Aim of the task: In the records below, find each line containing the word "reactions" and copy it.

start

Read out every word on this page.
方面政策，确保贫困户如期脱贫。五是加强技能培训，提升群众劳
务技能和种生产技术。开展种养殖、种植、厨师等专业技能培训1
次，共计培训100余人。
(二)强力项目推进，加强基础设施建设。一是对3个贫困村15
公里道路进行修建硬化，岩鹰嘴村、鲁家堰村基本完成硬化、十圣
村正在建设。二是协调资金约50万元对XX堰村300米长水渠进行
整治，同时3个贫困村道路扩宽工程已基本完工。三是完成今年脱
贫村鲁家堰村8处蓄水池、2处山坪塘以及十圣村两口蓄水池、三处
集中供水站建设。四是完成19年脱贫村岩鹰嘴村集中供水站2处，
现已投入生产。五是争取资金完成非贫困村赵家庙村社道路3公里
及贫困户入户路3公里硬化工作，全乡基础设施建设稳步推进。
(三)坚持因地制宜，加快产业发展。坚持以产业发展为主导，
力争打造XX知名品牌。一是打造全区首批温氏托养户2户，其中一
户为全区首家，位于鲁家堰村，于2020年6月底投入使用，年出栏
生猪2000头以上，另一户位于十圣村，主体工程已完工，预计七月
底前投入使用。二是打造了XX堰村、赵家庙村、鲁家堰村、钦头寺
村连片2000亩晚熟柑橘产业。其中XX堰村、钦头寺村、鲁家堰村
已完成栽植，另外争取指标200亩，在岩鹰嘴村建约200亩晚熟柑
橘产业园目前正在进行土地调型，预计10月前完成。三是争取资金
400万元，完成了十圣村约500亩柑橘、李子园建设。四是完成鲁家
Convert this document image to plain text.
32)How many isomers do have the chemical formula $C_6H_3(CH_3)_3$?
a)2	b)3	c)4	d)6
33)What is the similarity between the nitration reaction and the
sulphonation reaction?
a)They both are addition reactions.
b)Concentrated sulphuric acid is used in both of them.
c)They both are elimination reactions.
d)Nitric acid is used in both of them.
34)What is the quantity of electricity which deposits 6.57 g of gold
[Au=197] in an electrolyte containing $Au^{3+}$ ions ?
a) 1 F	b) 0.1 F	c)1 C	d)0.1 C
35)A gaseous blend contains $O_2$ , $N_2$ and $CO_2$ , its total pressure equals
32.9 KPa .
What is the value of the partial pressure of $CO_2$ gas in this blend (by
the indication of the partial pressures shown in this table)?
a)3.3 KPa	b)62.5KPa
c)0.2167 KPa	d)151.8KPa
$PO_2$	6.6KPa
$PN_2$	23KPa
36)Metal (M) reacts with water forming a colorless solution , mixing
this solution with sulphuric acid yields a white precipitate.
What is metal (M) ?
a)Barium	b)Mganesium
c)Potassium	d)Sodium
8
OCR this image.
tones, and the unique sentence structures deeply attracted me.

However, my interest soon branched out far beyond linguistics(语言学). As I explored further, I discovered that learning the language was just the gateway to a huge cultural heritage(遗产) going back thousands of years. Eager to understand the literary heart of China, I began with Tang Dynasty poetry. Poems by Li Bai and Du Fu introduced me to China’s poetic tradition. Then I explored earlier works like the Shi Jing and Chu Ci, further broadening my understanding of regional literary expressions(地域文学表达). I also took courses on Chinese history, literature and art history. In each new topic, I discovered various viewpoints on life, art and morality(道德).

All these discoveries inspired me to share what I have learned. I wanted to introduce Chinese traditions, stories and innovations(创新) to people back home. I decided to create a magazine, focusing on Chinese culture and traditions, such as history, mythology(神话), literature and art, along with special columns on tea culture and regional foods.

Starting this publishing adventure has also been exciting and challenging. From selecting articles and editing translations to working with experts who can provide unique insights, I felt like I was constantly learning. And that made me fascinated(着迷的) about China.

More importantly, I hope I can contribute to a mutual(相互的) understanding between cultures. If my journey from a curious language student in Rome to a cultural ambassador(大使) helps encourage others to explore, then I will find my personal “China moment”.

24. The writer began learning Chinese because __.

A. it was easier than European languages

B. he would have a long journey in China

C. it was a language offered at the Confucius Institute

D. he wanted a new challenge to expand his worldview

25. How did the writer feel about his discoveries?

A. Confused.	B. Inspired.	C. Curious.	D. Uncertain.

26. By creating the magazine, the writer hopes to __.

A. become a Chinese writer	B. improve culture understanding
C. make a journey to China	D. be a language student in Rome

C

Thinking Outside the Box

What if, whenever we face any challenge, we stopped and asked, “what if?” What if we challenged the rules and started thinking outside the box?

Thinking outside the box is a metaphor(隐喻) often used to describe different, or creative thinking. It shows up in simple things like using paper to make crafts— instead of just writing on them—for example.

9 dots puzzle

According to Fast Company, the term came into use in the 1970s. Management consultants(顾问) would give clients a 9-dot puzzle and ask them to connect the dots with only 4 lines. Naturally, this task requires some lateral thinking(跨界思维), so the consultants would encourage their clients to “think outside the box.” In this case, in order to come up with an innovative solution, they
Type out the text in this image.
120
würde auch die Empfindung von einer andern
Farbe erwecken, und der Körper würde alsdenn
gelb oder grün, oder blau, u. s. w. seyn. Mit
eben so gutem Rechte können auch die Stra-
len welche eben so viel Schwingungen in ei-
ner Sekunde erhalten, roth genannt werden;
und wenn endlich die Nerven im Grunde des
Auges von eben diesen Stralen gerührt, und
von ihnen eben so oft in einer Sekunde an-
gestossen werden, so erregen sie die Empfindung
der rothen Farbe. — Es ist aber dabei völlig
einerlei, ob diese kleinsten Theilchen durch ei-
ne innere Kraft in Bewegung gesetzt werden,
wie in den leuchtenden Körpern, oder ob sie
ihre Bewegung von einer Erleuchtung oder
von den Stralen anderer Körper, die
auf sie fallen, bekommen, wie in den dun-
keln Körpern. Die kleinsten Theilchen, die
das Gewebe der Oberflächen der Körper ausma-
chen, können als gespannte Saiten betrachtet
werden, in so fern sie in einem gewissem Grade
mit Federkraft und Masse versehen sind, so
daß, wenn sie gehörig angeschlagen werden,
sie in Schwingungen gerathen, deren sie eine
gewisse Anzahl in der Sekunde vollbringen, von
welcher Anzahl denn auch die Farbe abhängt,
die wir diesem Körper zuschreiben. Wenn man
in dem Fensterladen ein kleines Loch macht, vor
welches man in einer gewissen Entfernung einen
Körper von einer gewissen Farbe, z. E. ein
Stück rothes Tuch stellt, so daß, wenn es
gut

end

Exercise response:
a)They both are addition reactions.
c)They both are elimination reactions.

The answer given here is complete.